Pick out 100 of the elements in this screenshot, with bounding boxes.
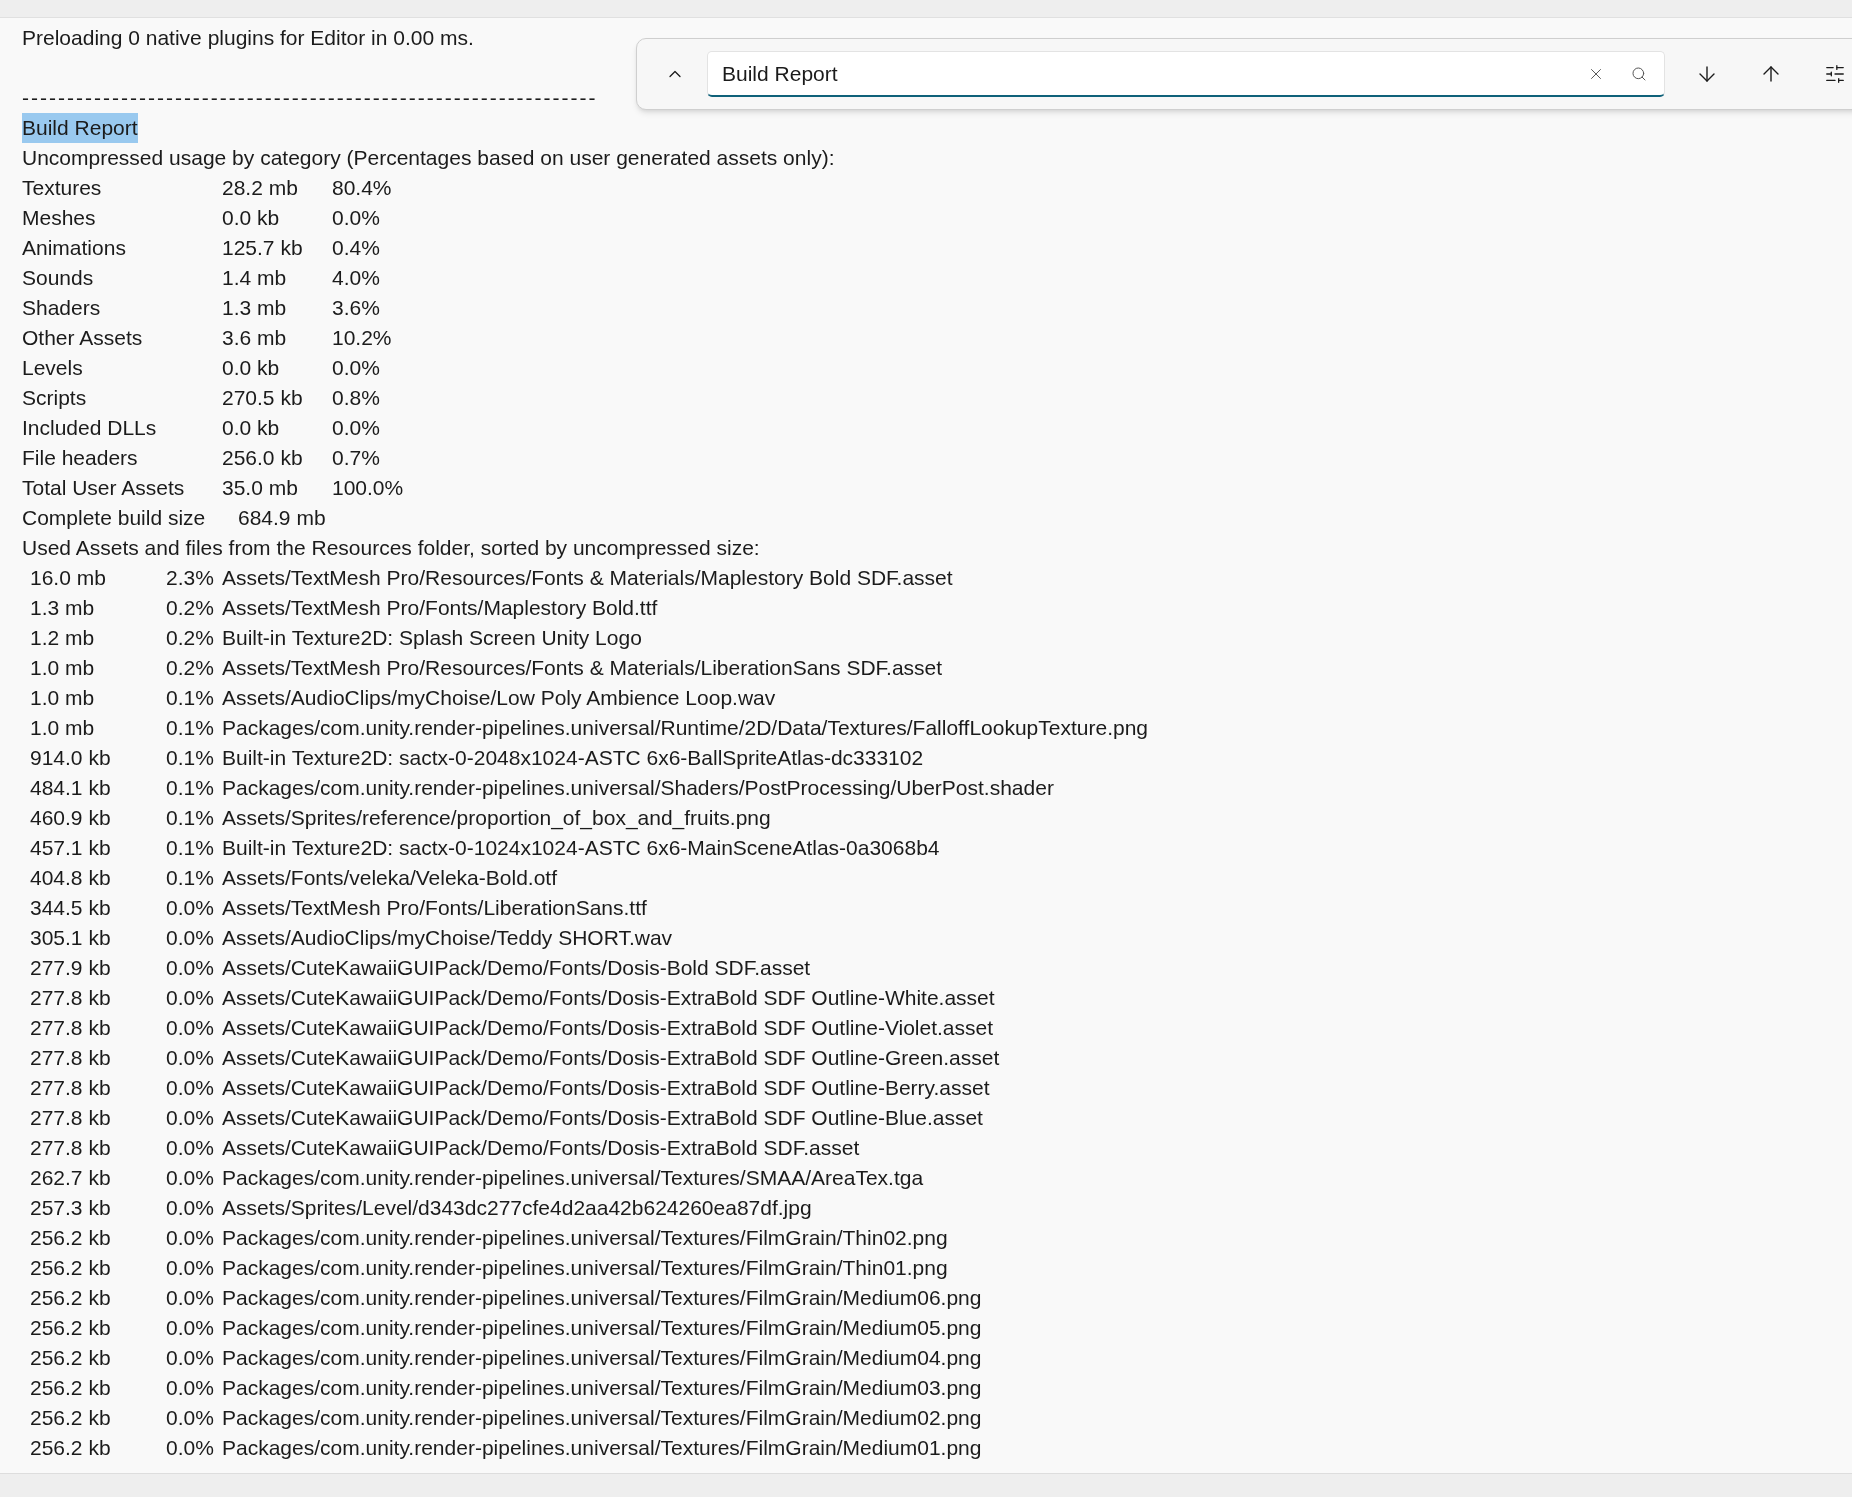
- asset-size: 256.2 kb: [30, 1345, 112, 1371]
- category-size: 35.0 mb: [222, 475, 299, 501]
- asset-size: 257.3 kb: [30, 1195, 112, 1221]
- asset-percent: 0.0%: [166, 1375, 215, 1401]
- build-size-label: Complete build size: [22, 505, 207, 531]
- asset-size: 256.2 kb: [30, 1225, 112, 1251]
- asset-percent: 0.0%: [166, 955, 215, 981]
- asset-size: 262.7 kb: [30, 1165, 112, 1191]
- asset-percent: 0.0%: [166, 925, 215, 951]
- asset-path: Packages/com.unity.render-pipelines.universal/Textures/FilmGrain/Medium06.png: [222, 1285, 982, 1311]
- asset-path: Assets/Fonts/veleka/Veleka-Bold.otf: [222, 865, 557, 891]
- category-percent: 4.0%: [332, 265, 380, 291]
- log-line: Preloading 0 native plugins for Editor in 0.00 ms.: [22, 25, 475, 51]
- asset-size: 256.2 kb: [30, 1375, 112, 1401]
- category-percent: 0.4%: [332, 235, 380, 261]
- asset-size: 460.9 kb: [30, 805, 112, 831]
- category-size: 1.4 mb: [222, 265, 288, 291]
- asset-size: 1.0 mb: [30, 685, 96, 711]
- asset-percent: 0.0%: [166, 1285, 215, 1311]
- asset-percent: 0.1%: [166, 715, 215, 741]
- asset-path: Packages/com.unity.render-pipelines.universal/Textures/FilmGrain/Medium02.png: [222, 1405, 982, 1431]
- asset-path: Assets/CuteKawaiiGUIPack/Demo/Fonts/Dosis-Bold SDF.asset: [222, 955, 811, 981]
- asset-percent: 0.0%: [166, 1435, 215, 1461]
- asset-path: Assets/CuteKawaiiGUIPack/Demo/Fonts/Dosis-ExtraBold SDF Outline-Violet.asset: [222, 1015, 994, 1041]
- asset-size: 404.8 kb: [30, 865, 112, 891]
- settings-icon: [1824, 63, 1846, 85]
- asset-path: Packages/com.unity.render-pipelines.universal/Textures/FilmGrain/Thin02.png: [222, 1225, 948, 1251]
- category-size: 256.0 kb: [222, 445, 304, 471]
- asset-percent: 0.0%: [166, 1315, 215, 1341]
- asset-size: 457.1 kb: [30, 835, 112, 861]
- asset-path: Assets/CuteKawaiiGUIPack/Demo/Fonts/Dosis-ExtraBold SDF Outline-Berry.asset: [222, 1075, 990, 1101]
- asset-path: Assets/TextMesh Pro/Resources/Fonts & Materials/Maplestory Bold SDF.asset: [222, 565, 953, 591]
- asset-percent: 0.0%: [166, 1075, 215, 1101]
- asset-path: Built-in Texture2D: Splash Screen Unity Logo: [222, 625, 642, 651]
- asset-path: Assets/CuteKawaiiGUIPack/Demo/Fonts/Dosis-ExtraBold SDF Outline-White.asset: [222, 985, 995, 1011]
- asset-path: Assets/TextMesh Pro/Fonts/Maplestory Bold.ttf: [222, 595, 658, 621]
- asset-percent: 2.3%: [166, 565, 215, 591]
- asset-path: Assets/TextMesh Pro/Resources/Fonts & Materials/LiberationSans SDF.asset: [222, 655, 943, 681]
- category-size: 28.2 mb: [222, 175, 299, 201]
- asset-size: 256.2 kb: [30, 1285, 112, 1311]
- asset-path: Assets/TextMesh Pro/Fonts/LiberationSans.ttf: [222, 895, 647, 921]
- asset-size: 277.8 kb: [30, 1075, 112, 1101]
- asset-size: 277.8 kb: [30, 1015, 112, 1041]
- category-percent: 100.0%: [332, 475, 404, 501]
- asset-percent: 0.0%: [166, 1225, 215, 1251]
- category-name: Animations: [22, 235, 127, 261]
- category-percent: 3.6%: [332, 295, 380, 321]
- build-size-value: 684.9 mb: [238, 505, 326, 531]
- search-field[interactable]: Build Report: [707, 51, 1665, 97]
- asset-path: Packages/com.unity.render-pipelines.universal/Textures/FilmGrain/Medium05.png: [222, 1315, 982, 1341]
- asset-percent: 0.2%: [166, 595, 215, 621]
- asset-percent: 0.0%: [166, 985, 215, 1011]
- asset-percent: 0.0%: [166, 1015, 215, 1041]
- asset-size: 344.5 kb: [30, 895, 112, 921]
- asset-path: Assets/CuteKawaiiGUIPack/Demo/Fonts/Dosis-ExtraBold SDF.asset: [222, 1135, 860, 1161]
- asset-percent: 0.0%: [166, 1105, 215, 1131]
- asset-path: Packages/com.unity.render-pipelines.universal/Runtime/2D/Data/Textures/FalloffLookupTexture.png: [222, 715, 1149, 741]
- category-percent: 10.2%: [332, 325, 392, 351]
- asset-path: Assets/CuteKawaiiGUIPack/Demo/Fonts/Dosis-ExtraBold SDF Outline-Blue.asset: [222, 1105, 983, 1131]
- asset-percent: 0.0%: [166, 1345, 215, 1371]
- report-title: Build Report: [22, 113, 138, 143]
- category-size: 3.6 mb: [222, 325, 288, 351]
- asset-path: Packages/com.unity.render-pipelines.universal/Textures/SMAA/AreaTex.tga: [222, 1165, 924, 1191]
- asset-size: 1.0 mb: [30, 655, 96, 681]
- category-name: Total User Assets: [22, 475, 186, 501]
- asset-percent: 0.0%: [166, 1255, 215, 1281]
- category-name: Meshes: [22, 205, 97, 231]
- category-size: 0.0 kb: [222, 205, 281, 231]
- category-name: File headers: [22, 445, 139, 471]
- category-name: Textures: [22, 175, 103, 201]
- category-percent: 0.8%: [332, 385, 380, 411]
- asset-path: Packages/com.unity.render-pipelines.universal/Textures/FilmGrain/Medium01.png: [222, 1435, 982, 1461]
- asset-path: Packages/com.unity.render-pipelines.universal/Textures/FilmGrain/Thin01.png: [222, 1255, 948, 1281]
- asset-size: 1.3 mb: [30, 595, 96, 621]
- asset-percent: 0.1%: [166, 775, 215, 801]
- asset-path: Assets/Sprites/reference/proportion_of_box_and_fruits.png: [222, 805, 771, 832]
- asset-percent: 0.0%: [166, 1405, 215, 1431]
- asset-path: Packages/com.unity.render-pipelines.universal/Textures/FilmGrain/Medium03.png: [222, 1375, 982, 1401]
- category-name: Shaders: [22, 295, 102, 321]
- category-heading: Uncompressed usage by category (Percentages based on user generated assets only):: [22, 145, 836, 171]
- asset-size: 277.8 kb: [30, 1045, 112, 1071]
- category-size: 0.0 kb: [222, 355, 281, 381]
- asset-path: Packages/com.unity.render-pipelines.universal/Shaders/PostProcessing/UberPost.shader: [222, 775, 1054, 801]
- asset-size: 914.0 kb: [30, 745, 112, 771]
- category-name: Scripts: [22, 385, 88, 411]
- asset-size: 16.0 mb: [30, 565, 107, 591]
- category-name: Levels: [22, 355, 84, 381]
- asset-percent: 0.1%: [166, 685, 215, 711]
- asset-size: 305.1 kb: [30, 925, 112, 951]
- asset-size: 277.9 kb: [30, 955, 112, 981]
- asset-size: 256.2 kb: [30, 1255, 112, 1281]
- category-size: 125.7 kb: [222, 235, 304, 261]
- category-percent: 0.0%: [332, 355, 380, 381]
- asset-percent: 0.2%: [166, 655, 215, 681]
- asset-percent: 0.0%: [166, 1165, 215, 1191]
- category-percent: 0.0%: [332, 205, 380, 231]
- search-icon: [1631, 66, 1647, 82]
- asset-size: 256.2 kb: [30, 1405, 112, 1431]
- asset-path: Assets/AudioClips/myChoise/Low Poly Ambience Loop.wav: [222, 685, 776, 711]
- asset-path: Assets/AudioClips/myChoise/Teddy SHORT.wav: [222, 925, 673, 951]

* * *

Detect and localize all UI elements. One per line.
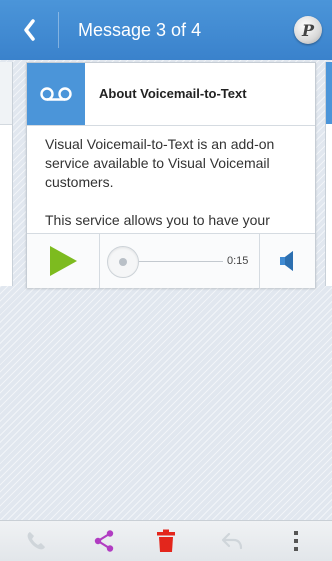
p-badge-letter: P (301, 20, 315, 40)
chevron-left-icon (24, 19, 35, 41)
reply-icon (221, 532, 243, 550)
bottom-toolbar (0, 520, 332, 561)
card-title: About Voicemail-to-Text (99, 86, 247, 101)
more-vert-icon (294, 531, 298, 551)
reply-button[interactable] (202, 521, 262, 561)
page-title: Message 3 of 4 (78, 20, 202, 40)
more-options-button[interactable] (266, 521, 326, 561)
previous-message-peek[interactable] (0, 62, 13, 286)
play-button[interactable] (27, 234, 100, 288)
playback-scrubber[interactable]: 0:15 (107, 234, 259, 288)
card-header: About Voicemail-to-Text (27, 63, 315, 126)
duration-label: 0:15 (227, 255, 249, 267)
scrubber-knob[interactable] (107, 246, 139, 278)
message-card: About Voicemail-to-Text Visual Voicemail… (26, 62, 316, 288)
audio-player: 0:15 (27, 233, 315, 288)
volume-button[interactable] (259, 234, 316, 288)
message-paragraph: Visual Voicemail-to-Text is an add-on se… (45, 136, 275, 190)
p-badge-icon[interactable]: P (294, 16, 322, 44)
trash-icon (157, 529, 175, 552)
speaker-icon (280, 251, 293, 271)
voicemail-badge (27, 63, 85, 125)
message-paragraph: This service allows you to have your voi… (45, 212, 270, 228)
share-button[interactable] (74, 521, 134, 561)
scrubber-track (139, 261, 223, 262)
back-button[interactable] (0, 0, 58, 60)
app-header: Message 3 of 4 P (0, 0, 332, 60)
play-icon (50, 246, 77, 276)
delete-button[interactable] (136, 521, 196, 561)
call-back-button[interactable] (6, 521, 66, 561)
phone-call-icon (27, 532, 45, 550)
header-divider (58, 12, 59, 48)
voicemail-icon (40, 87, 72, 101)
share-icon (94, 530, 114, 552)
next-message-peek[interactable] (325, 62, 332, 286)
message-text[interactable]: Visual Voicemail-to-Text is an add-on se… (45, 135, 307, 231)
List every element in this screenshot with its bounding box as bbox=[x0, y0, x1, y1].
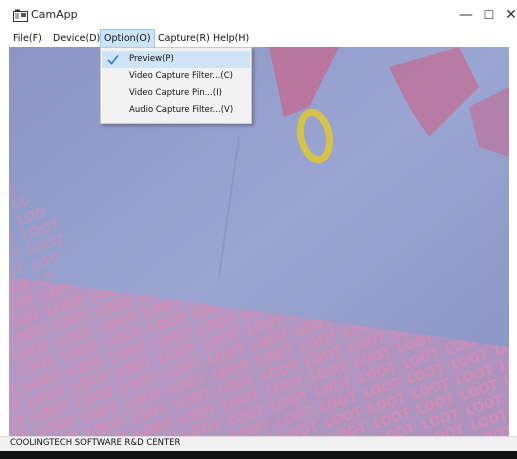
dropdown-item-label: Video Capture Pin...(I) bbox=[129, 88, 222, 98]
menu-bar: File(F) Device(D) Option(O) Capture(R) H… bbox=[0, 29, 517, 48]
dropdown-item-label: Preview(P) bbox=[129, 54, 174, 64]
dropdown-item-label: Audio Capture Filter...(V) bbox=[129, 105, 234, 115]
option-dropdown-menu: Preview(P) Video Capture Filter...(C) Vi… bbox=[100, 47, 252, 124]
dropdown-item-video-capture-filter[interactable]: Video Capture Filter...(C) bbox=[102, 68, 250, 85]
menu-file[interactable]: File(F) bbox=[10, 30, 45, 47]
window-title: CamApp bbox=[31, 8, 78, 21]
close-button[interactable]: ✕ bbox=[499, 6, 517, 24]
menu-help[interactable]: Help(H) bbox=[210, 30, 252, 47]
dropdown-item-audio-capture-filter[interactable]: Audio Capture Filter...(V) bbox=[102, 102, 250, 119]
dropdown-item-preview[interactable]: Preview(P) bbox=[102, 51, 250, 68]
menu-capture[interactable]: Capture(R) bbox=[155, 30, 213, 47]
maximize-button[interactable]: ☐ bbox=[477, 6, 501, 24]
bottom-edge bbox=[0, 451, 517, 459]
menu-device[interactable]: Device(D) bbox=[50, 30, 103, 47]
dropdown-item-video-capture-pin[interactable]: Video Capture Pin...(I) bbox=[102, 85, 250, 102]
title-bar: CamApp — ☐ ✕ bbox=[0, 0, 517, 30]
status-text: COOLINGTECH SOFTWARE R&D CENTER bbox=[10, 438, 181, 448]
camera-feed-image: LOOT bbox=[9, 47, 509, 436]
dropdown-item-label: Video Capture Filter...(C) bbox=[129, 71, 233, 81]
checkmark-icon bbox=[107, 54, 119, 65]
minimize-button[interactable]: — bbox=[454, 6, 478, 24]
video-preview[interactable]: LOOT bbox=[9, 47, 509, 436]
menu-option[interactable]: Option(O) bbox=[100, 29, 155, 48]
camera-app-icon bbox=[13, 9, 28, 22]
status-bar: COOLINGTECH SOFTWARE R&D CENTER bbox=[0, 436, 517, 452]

- [What to produce] Reproduce verbatim the rows from the line containing "p-badge-letter: P (301, 20, 315, 40)" through the line containing "call-back-button[interactable] (6, 521, 66, 561)", including both of those lines.

- [Result for this task]
p-badge-letter: P (301, 20, 315, 40)
chevron-left-icon (24, 19, 35, 41)
reply-icon (221, 532, 243, 550)
bottom-toolbar (0, 520, 332, 561)
card-title: About Voicemail-to-Text (99, 86, 247, 101)
more-vert-icon (294, 531, 298, 551)
reply-button[interactable] (202, 521, 262, 561)
page-title: Message 3 of 4 (78, 20, 202, 40)
more-options-button[interactable] (266, 521, 326, 561)
previous-message-peek[interactable] (0, 62, 13, 286)
play-button[interactable] (27, 234, 100, 288)
playback-scrubber[interactable]: 0:15 (107, 234, 259, 288)
card-header: About Voicemail-to-Text (27, 63, 315, 126)
duration-label: 0:15 (227, 255, 249, 267)
scrubber-knob[interactable] (107, 246, 139, 278)
message-card: About Voicemail-to-Text Visual Voicemail… (26, 62, 316, 288)
audio-player: 0:15 (27, 233, 315, 288)
volume-button[interactable] (259, 234, 316, 288)
message-paragraph: Visual Voicemail-to-Text is an add-on se… (45, 136, 275, 190)
p-badge-icon[interactable]: P (294, 16, 322, 44)
trash-icon (157, 529, 175, 552)
speaker-icon (280, 251, 293, 271)
voicemail-badge (27, 63, 85, 125)
message-paragraph: This service allows you to have your voi… (45, 212, 270, 228)
share-button[interactable] (74, 521, 134, 561)
scrubber-track (139, 261, 223, 262)
back-button[interactable] (0, 0, 58, 60)
app-header: Message 3 of 4 P (0, 0, 332, 60)
play-icon (50, 246, 77, 276)
delete-button[interactable] (136, 521, 196, 561)
call-back-button[interactable] (6, 521, 66, 561)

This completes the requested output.